Of all the lines in the material below, how many include the string "coefficient"? Give the number only.
## start Data supplied
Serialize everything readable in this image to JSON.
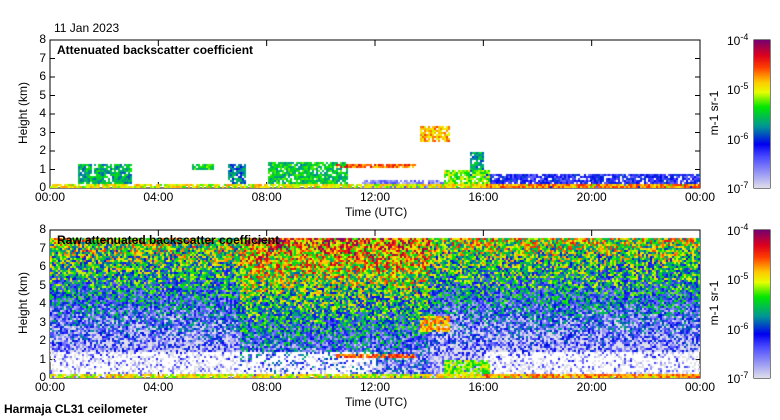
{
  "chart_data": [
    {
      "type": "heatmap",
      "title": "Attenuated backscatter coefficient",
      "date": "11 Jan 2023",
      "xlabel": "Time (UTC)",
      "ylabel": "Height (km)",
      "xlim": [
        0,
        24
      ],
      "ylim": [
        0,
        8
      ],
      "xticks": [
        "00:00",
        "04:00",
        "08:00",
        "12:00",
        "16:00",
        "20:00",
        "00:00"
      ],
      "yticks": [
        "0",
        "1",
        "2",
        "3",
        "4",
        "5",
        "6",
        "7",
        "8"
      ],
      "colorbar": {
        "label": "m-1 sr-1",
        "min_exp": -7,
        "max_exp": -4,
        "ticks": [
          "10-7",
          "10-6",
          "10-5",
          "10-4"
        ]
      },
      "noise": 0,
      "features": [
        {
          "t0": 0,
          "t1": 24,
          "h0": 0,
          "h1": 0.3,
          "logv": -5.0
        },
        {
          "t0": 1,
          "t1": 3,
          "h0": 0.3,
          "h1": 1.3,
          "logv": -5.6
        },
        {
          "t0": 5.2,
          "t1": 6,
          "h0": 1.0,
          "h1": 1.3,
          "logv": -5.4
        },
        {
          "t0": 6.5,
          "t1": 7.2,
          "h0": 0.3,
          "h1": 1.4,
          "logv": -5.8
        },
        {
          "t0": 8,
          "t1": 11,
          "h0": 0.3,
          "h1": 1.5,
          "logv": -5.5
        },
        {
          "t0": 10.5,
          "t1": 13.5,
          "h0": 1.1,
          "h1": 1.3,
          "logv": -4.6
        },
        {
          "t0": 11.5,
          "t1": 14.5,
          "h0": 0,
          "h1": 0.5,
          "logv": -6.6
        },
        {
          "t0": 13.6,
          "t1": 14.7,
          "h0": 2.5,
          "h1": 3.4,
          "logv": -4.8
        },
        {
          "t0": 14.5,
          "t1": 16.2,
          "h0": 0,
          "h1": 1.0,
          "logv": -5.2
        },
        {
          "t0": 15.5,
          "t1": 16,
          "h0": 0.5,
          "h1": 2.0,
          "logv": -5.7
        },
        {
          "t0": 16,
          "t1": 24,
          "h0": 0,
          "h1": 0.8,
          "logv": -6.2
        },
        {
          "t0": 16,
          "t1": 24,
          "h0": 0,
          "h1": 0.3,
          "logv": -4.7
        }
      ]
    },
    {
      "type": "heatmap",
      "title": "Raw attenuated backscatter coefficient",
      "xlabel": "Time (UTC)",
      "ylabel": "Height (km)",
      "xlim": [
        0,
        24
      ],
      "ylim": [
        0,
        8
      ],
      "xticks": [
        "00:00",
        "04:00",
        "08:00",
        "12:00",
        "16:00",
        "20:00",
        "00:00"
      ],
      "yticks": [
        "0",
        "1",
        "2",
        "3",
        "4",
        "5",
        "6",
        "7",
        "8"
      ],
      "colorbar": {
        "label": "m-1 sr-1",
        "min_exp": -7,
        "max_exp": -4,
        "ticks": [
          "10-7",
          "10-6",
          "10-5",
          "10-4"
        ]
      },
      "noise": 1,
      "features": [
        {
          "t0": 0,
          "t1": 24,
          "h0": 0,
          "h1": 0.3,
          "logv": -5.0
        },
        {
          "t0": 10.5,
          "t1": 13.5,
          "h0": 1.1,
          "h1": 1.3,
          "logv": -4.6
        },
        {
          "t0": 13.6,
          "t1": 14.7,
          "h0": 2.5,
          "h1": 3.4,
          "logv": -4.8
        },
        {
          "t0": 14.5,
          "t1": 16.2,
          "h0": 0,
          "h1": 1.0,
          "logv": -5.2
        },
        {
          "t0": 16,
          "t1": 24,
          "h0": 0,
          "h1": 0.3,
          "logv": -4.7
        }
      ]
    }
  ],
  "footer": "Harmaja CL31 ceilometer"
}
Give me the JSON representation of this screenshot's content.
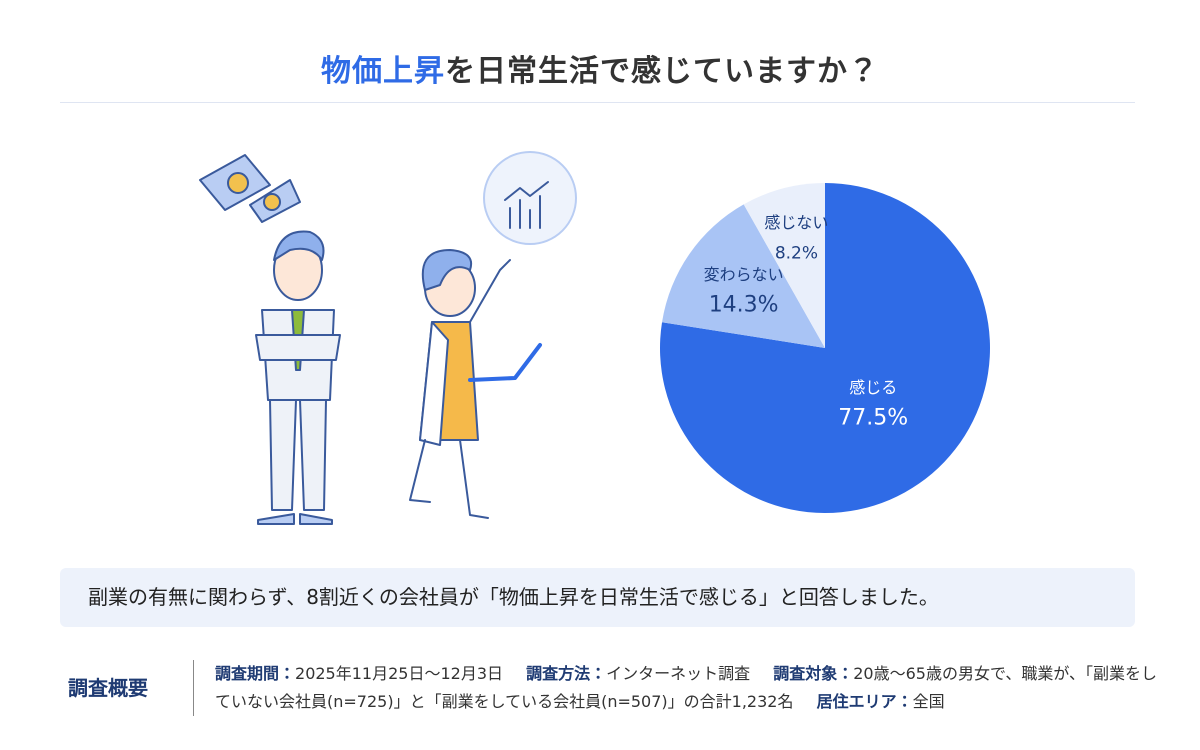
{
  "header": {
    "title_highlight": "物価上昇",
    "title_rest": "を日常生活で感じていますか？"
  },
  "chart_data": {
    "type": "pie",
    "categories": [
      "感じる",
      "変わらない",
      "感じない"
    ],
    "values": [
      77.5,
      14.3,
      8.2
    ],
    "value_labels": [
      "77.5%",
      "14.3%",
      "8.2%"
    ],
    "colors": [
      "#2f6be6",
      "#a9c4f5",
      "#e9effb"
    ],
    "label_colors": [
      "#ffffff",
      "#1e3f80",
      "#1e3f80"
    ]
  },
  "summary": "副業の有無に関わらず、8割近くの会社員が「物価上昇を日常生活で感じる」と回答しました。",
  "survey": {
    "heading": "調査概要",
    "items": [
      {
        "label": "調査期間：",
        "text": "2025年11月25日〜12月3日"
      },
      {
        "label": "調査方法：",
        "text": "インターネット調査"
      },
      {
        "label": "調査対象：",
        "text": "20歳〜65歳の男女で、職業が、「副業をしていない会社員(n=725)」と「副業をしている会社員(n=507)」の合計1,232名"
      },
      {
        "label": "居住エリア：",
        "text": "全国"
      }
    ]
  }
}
## end Data supplied
## start Data supplied
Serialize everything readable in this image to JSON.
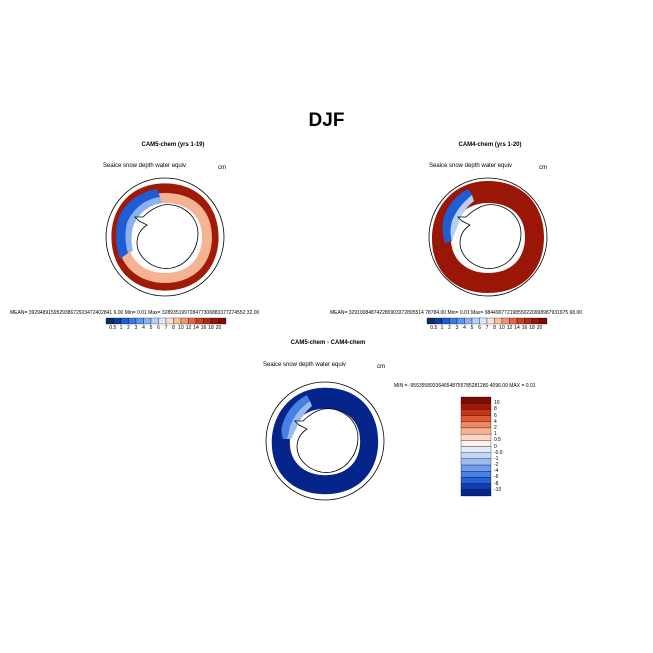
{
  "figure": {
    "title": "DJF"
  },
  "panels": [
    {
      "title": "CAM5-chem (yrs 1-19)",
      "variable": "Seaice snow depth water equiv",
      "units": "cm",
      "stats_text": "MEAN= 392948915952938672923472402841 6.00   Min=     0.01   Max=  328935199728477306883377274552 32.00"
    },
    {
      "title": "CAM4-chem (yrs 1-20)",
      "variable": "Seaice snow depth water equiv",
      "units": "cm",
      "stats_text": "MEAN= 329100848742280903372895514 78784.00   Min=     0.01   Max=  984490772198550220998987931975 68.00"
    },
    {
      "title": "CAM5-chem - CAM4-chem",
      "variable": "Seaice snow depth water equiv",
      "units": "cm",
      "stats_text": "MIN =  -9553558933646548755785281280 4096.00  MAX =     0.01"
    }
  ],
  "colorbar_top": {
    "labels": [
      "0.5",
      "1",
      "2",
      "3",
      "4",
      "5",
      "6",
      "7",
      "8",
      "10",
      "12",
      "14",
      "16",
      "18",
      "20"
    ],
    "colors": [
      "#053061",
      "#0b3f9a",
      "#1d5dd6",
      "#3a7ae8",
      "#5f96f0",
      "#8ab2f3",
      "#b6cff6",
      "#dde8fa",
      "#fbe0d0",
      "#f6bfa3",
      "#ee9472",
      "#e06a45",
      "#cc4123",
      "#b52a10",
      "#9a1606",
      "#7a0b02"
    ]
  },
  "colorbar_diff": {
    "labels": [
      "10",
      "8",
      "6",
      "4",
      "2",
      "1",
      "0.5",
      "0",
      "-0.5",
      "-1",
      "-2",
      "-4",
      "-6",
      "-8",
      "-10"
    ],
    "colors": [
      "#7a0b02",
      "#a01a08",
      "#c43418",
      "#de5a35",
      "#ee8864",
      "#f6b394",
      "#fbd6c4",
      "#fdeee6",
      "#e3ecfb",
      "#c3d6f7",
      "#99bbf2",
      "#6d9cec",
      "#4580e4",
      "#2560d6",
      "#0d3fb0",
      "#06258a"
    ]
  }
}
## end Data supplied
## start Data supplied
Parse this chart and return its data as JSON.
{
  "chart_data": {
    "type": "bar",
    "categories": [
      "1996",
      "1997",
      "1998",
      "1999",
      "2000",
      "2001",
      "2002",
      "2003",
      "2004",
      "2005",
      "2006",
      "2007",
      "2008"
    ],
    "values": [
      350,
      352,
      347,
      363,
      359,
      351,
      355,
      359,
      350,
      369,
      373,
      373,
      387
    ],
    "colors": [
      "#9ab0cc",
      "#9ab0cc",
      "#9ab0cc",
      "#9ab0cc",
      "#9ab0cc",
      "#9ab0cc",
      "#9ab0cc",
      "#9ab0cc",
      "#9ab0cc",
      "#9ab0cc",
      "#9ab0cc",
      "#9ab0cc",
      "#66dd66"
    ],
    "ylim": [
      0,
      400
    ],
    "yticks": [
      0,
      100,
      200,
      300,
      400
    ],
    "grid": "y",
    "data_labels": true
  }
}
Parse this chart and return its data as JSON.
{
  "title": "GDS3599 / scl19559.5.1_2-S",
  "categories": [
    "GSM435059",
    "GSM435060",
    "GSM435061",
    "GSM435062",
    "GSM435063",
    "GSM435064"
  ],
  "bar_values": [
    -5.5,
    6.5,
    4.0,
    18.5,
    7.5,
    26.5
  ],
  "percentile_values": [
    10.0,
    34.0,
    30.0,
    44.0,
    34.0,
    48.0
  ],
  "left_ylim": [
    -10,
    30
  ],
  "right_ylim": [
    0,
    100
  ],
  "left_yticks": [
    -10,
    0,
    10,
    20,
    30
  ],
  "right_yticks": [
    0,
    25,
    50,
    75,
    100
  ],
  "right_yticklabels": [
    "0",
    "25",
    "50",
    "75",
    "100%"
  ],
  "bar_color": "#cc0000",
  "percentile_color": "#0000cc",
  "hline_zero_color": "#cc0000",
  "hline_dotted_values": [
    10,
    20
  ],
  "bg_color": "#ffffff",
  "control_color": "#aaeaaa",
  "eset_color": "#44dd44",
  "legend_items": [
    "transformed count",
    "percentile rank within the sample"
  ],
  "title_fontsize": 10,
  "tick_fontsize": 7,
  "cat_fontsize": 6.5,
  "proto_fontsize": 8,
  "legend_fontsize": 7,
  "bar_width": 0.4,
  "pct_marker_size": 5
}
## end Data supplied
**Solution below**
2